● **WHAT THIS TASK INVOLVES**: For each line of the data below that holds "mantissa", copy the line.

● **RECORDS SHOWN**:

* * * * *

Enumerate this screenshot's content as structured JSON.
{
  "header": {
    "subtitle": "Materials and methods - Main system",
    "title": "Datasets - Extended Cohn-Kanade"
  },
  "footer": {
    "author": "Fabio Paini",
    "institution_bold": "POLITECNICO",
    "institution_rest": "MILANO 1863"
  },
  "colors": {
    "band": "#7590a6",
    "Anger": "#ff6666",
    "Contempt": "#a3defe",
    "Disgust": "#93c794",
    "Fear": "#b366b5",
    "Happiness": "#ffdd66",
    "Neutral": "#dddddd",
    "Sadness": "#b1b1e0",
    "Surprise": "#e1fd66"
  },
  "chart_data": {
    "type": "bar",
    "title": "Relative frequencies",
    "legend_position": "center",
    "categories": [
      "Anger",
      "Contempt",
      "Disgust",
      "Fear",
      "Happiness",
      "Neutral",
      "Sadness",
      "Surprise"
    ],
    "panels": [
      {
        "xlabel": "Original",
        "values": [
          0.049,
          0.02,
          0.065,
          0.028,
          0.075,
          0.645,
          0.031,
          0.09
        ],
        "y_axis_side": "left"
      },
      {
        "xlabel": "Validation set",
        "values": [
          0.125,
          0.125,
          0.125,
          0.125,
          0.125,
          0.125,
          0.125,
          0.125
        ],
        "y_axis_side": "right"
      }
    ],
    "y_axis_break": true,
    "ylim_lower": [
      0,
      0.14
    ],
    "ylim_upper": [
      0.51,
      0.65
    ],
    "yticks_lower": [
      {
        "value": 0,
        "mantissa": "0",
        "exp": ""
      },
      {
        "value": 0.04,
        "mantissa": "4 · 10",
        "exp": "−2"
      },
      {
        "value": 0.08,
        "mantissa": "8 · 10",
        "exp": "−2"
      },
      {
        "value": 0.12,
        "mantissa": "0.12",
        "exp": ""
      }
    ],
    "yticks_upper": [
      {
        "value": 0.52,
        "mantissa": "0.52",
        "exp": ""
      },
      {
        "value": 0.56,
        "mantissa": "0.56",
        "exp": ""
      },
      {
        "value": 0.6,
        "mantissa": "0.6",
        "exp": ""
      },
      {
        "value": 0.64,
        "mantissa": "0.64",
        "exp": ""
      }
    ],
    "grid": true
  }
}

* * * * *

● **CORRECT OUTPUT**:
        "mantissa": "0",
        "mantissa": "4 · 10",
        "mantissa": "8 · 10",
        "mantissa": "0.12",
        "mantissa": "0.52",
        "mantissa": "0.56",
        "mantissa": "0.6",
        "mantissa": "0.64",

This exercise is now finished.